- [SOURCE]
Primitive Man – Caustic

Grâce à Throatruiner, label français qui fut à l’origine du premier pressage de Scorn pour l’Europe en 2013, nous autres suiveurs attentifs de la scène sludge avons pu profiter, dès le départ, de la sensation Primitive Man. Signé très vite par Relapse, cet album a fait le tour du monde du metal, de ses bacs à disques et de ses festivals, tant le propos de Primitive Man est nihiliste et oppressant, blackened sludge radical. Une coulée de boue empruntant aux musiques extrême ses gimmicks les plus marquants mais un disque qui, au final avait tendance à s’écouter jouer un peu trop, sur lequel les volontés grindcore se disputaient l’apocalypse à la grande dépression doom dans un fatras pas toujours cohérent. L’EP Home Is Where The Hatred Is avait déjà un peu corrigé le tir, gardant à l’esprit cette production épaisse et ce son radical, tout en accommodant savamment accélérations et breaks de pachyderme. Plus viscéral, il semblait avoir mis Primitive Man sur de bons rails et Caustic vient confirmer la franche évolution du trio de Denver, Colorado vers quelque chose de bien plus absolu.

- [MATÉRIEL FOURNI]
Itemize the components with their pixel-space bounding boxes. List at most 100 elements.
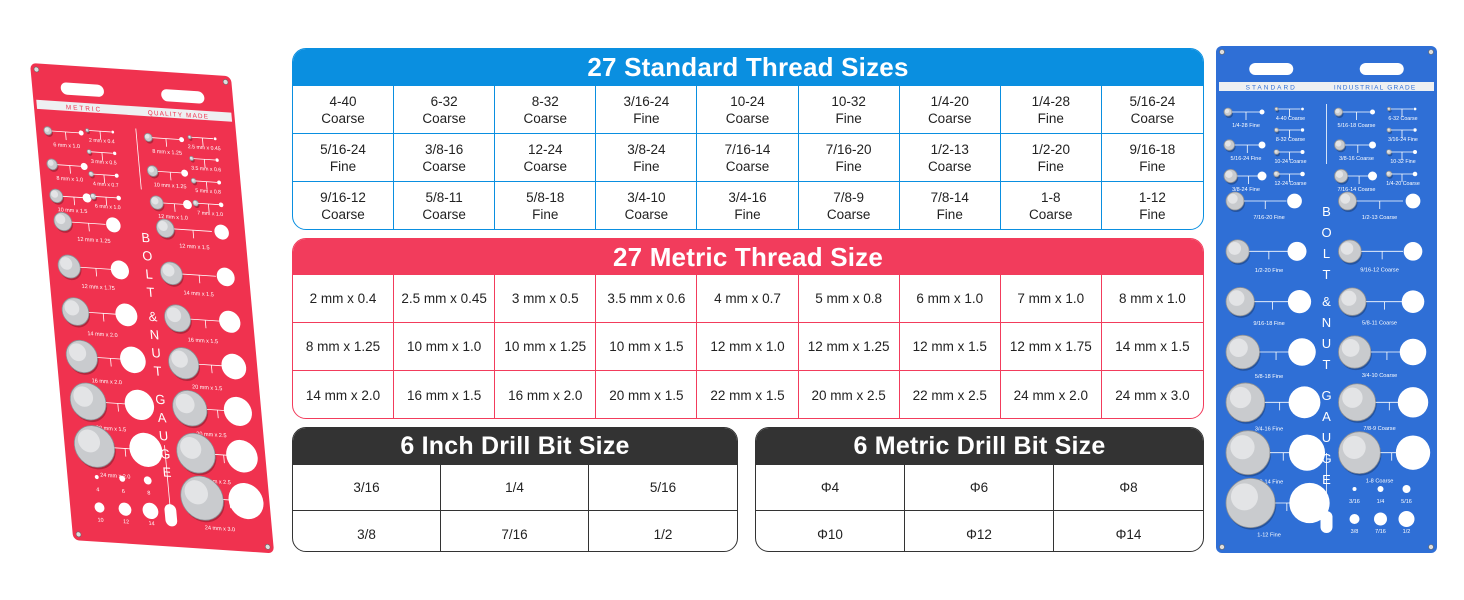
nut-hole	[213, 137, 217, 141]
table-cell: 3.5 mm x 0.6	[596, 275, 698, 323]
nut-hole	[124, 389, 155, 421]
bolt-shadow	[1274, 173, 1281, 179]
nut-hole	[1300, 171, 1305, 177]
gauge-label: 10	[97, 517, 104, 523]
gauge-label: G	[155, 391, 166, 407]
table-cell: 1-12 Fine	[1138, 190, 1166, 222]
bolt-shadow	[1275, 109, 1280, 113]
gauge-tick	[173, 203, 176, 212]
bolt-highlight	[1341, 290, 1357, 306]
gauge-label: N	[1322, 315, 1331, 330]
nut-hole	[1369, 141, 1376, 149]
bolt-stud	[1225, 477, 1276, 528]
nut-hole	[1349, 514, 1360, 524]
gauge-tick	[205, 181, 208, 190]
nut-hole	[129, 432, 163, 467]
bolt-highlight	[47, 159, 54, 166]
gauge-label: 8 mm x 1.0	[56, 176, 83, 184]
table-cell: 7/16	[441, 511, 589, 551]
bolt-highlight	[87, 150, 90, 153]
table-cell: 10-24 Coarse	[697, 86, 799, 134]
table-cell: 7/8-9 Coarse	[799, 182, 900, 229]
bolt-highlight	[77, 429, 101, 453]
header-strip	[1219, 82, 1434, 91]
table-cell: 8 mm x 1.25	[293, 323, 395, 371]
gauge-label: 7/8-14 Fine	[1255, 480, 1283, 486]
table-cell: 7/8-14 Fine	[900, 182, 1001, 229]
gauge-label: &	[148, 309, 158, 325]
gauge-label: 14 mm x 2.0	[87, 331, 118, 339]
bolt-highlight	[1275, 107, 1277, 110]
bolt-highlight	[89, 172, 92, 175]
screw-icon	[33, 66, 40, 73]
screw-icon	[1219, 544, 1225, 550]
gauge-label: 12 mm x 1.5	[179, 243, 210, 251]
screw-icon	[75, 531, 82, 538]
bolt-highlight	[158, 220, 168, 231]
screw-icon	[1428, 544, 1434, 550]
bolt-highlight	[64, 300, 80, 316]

- [ÉNONCÉ 1]
Résumez en deux phrases la chronique consacrée à Primitive Man.
- [ÉNONCÉ 2]
Prolongez la chronique consacrée à Primitive Man en reprenant après sa dernière phrase.
Le matériel fourni ne sert à rien dans ce travail.

- [RÉPONSE ATTENDUE 1]
Révélé en Europe par le label français Throatruiner, puis vite signé par Relapse, Primitive Man a fait le tour du monde du metal avec Scorn, un blackened sludge nihiliste et oppressant, mais un disque au mélange de grindcore et de doom pas toujours cohérent. L'EP Home Is Where The Hatred Is, plus viscéral, avait déjà corrigé le tir, et Caustic confirme l'évolution du trio de Denver vers quelque chose de bien plus absolu.

- [RÉPONSE ATTENDUE 2]
Car Caustic est définitivement un disque de doom. Un disque au tonnage indécent. Un disque affranchi des hésitations stylistiques passées. Un disque corrosif (Caustic) dans tous les sens du terme. Un disque rehaussé par l’excellent travail de production de Dave Otero (spécialiste du death metal moderne, de par son travail auprès de Cattle Decapitation ou Cephalic Carnage, on lui doit aussi Slow Forever de Cobalt, un album formidable masquant par sa production toutes les lacunes du groupe). Puissamment lourd, terriblement lent, Caustic est l’extrême expression d’un metal funéraire et désespéré. « My Will » ou « Commerce » (et son final dantesque) sont à ce titre d’éprouvants moments de bonheurs musicaux à la noirceur sans concession. Le disque creuse, encore et toujours plus profond dans les turpitudes de l’âme humaine et déverse dans ce sillon haine et douleur, comme lors des 12 minutes du sordide « Inevitable » durant lesquelles l’agonie est totale et le pessimisme à son paroxysme ou le pont strident et tétanisant d’« Absolutes », un moment qu’une écoute au casque prolongée pourrait transformer en délire schizophrénique sans trop de difficulté.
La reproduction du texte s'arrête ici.